• [Given exercise]
Beginning with the line containing "Extract all readable text from this page." and ending with the last line, repeat the records exactly.

(Some records)
-------
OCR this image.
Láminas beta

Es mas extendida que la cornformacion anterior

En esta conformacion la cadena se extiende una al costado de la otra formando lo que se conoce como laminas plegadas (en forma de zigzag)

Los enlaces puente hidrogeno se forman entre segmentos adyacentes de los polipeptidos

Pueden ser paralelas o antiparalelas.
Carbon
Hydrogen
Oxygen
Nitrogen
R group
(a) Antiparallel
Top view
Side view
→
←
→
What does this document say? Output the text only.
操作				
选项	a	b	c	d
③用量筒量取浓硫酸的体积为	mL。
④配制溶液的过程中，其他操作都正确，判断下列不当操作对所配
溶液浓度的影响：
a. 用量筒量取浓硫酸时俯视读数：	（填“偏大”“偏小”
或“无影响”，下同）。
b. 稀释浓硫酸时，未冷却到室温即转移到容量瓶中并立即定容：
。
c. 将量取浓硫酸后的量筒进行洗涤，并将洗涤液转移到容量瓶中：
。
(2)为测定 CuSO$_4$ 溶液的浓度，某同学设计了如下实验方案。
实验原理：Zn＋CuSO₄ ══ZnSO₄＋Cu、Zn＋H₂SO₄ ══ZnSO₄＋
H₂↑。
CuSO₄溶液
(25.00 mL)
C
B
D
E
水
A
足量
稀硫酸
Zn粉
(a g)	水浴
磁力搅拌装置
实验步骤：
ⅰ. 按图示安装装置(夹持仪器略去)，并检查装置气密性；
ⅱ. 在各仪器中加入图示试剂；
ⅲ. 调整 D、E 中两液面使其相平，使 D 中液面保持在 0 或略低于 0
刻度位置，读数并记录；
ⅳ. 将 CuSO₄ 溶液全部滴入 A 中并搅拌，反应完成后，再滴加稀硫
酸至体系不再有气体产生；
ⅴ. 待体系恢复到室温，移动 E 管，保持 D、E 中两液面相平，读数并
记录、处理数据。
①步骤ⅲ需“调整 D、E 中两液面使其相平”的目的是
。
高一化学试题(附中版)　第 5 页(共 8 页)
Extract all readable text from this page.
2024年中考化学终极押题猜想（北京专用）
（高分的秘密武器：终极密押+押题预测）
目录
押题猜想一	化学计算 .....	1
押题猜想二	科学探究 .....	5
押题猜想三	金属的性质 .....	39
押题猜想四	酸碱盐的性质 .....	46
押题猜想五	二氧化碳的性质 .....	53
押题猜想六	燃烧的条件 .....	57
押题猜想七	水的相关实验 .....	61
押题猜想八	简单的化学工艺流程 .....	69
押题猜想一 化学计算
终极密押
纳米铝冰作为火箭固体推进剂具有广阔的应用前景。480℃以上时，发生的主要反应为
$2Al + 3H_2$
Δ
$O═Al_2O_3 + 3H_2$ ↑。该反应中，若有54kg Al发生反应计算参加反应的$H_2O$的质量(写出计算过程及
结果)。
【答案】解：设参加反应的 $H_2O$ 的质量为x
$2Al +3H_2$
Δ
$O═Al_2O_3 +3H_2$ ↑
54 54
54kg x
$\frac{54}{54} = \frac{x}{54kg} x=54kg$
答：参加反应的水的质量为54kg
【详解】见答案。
-------
• [Solved exercise]
Extract all readable text from this page.
2024年中考化学终极押题猜想（北京专用）
（高分的秘密武器：终极密押+押题预测）
目录
押题猜想一	化学计算 .....	1
押题猜想二	科学探究 .....	5
押题猜想三	金属的性质 .....	39
押题猜想四	酸碱盐的性质 .....	46
押题猜想五	二氧化碳的性质 .....	53
押题猜想六	燃烧的条件 .....	57
押题猜想七	水的相关实验 .....	61
押题猜想八	简单的化学工艺流程 .....	69
押题猜想一 化学计算
终极密押
纳米铝冰作为火箭固体推进剂具有广阔的应用前景。480℃以上时，发生的主要反应为
$2Al + 3H_2$
Δ
$O═Al_2O_3 + 3H_2$ ↑。该反应中，若有54kg Al发生反应计算参加反应的$H_2O$的质量(写出计算过程及
结果)。
【答案】解：设参加反应的 $H_2O$ 的质量为x
$2Al +3H_2$
Δ
$O═Al_2O_3 +3H_2$ ↑
54 54
54kg x
$\frac{54}{54} = \frac{x}{54kg} x=54kg$
答：参加反应的水的质量为54kg
【详解】见答案。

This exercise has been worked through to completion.